-- start of Raw records --
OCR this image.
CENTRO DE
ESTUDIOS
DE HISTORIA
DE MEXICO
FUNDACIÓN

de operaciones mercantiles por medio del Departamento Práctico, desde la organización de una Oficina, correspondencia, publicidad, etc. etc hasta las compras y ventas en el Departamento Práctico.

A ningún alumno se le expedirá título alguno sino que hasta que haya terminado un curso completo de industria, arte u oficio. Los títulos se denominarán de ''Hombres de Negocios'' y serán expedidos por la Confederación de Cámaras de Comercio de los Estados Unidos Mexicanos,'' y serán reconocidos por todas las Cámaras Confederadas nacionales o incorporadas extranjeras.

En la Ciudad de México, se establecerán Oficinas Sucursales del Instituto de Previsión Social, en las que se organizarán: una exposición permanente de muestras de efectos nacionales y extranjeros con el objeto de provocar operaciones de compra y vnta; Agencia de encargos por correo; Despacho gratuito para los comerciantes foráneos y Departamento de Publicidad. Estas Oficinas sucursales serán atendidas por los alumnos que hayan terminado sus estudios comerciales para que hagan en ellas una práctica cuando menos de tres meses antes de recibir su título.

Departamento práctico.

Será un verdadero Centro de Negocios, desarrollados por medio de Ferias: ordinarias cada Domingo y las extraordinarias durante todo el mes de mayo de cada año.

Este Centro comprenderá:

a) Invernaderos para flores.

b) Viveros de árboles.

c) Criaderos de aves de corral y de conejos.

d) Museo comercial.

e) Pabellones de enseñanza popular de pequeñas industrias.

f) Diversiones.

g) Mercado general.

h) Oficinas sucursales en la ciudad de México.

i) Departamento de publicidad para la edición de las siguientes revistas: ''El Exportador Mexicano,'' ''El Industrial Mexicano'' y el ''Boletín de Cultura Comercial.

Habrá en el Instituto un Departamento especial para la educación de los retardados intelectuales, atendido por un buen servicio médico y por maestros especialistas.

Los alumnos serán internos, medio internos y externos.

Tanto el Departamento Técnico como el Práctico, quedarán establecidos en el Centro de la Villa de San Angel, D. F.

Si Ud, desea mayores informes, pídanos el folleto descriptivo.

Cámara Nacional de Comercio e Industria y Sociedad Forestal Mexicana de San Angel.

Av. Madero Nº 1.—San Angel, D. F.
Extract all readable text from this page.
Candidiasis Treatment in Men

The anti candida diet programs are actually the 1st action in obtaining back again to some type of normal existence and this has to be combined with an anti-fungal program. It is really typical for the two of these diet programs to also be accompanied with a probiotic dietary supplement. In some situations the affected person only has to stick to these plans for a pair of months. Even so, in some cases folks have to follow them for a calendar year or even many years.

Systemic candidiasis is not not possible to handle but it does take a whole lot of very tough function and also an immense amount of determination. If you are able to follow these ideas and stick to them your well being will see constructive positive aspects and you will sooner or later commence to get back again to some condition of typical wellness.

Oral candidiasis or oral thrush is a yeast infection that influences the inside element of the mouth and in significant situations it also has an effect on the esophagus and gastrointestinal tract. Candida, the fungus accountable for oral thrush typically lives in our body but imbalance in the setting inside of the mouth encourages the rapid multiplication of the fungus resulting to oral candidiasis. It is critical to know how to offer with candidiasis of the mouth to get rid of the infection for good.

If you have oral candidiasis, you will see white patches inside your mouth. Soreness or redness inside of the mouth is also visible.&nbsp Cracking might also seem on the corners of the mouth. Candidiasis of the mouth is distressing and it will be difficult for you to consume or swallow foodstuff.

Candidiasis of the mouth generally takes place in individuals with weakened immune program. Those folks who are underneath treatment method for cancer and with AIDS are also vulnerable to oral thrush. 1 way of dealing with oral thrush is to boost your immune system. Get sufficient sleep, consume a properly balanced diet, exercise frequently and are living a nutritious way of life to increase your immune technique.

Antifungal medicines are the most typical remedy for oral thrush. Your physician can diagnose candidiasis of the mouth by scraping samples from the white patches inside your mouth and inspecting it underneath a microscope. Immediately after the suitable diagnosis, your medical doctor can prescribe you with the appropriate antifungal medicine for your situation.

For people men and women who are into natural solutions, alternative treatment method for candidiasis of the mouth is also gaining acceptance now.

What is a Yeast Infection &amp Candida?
-- end of Raw records --
§ **Required work**
Using the entries above, find all lines with "Angel". Copy them.

§ **Finished answer**
Tanto el Departamento Técnico como el Práctico, quedarán establecidos en el Centro de la Villa de San Angel, D. F.
Cámara Nacional de Comercio e Industria y Sociedad Forestal Mexicana de San Angel.
Av. Madero Nº 1.—San Angel, D. F.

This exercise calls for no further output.